## Aim of the exercise
Return the listing below unchanged, minus its pictures.

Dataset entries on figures
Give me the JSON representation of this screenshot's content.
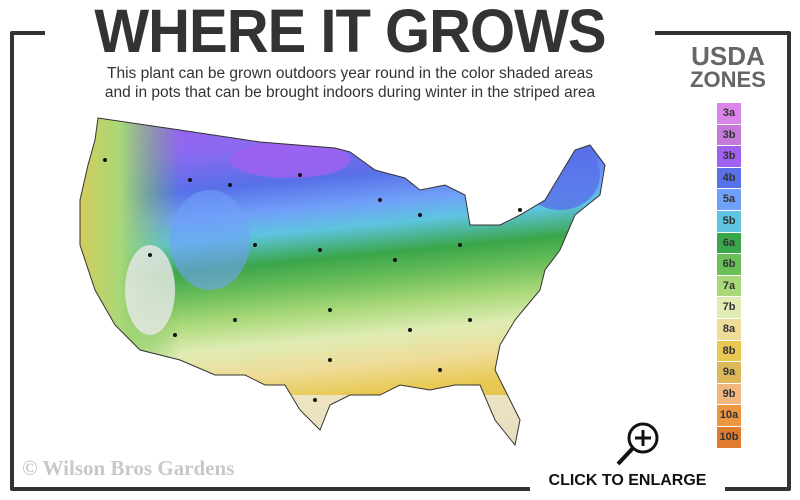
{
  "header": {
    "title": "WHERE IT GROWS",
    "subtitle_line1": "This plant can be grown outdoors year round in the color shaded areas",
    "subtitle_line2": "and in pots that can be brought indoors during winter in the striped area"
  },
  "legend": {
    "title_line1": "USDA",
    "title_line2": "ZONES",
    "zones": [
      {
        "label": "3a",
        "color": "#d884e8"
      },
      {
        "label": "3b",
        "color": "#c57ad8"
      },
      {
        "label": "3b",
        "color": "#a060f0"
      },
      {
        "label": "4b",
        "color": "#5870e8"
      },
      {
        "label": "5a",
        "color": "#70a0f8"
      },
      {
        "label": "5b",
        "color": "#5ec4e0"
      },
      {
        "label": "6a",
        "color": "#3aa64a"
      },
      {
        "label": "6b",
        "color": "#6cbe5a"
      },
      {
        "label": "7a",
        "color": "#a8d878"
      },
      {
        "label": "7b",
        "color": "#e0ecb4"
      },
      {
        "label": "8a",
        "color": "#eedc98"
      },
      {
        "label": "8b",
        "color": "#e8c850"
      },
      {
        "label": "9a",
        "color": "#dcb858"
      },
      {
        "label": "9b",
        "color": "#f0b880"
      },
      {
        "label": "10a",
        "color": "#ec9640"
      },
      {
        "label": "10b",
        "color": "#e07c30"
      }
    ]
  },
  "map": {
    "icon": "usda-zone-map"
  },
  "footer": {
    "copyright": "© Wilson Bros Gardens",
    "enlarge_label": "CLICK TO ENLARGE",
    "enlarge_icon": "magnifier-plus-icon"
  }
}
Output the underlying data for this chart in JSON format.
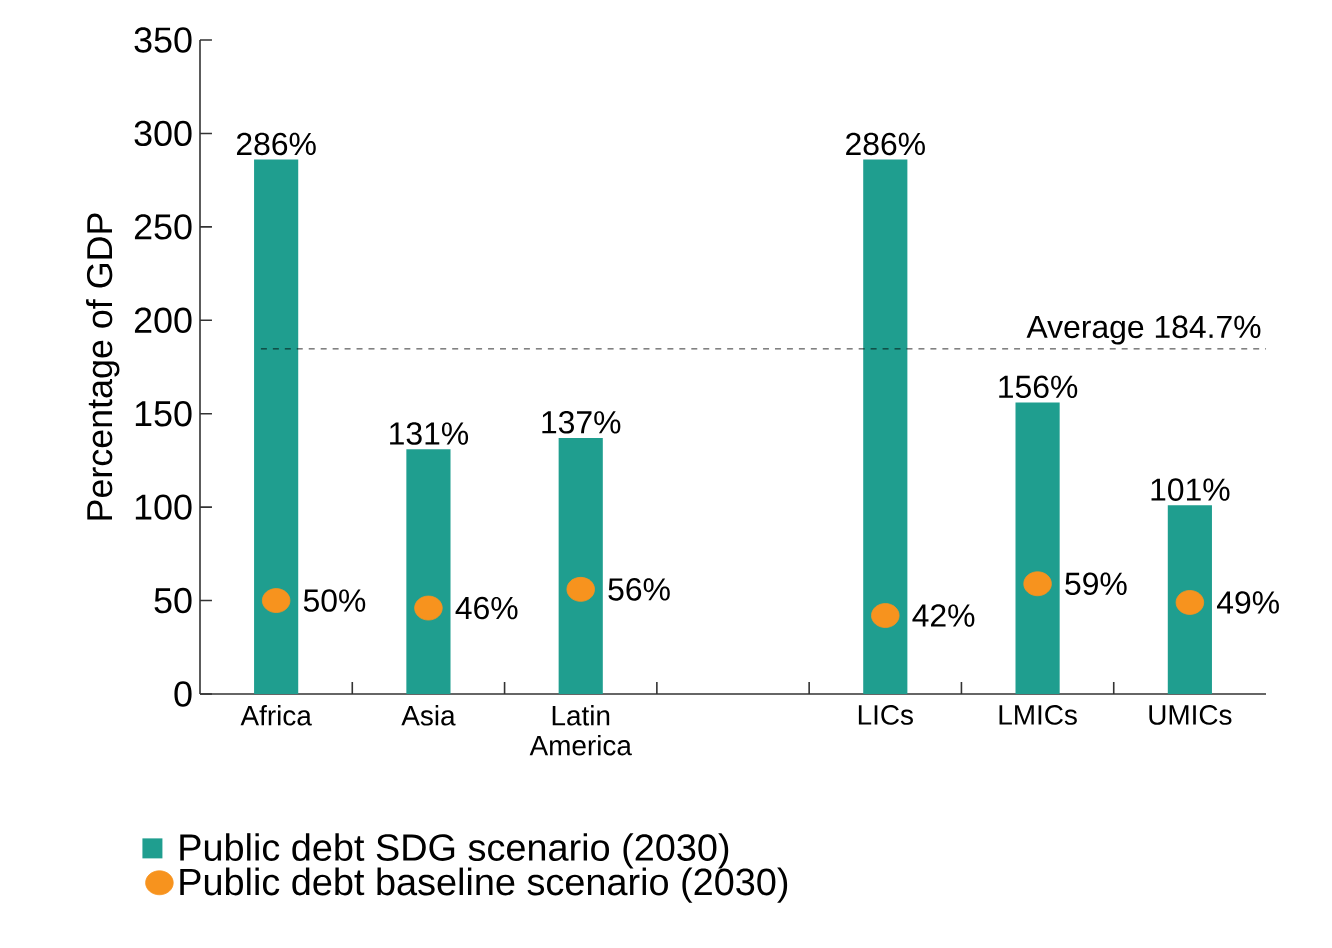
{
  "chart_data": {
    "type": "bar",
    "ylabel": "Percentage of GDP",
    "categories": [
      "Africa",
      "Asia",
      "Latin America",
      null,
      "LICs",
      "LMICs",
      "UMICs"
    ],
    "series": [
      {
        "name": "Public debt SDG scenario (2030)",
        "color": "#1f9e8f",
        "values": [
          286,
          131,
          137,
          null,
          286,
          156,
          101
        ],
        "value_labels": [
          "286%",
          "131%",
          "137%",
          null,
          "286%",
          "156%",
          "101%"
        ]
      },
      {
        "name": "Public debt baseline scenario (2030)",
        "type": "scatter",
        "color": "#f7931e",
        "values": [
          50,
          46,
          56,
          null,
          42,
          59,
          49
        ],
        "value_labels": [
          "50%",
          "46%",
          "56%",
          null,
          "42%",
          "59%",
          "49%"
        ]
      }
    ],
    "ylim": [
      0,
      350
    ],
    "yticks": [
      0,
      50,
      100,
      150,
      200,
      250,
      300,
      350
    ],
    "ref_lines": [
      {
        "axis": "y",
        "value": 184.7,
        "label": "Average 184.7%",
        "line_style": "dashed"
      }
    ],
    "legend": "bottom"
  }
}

## Answer to the problem
Give me the JSON representation of this screenshot's content.
{
  "header": {
    "title": "WHERE IT GROWS",
    "subtitle_line1": "This plant can be grown outdoors year round in the color shaded areas",
    "subtitle_line2": "and in pots that can be brought indoors during winter in the striped area"
  },
  "legend": {
    "title_line1": "USDA",
    "title_line2": "ZONES",
    "zones": [
      {
        "label": "3a",
        "color": "#d884e8"
      },
      {
        "label": "3b",
        "color": "#c57ad8"
      },
      {
        "label": "3b",
        "color": "#a060f0"
      },
      {
        "label": "4b",
        "color": "#5870e8"
      },
      {
        "label": "5a",
        "color": "#70a0f8"
      },
      {
        "label": "5b",
        "color": "#5ec4e0"
      },
      {
        "label": "6a",
        "color": "#3aa64a"
      },
      {
        "label": "6b",
        "color": "#6cbe5a"
      },
      {
        "label": "7a",
        "color": "#a8d878"
      },
      {
        "label": "7b",
        "color": "#e0ecb4"
      },
      {
        "label": "8a",
        "color": "#eedc98"
      },
      {
        "label": "8b",
        "color": "#e8c850"
      },
      {
        "label": "9a",
        "color": "#dcb858"
      },
      {
        "label": "9b",
        "color": "#f0b880"
      },
      {
        "label": "10a",
        "color": "#ec9640"
      },
      {
        "label": "10b",
        "color": "#e07c30"
      }
    ]
  },
  "map": {
    "icon": "usda-zone-map"
  },
  "footer": {
    "copyright": "© Wilson Bros Gardens",
    "enlarge_label": "CLICK TO ENLARGE",
    "enlarge_icon": "magnifier-plus-icon"
  }
}
Output the underlying data for this chart in JSON format.
{
  "chart_data": {
    "type": "bar",
    "ylabel": "Percentage of GDP",
    "categories": [
      "Africa",
      "Asia",
      "Latin America",
      null,
      "LICs",
      "LMICs",
      "UMICs"
    ],
    "series": [
      {
        "name": "Public debt SDG scenario (2030)",
        "color": "#1f9e8f",
        "values": [
          286,
          131,
          137,
          null,
          286,
          156,
          101
        ],
        "value_labels": [
          "286%",
          "131%",
          "137%",
          null,
          "286%",
          "156%",
          "101%"
        ]
      },
      {
        "name": "Public debt baseline scenario (2030)",
        "type": "scatter",
        "color": "#f7931e",
        "values": [
          50,
          46,
          56,
          null,
          42,
          59,
          49
        ],
        "value_labels": [
          "50%",
          "46%",
          "56%",
          null,
          "42%",
          "59%",
          "49%"
        ]
      }
    ],
    "ylim": [
      0,
      350
    ],
    "yticks": [
      0,
      50,
      100,
      150,
      200,
      250,
      300,
      350
    ],
    "ref_lines": [
      {
        "axis": "y",
        "value": 184.7,
        "label": "Average 184.7%",
        "line_style": "dashed"
      }
    ],
    "legend": "bottom"
  }
}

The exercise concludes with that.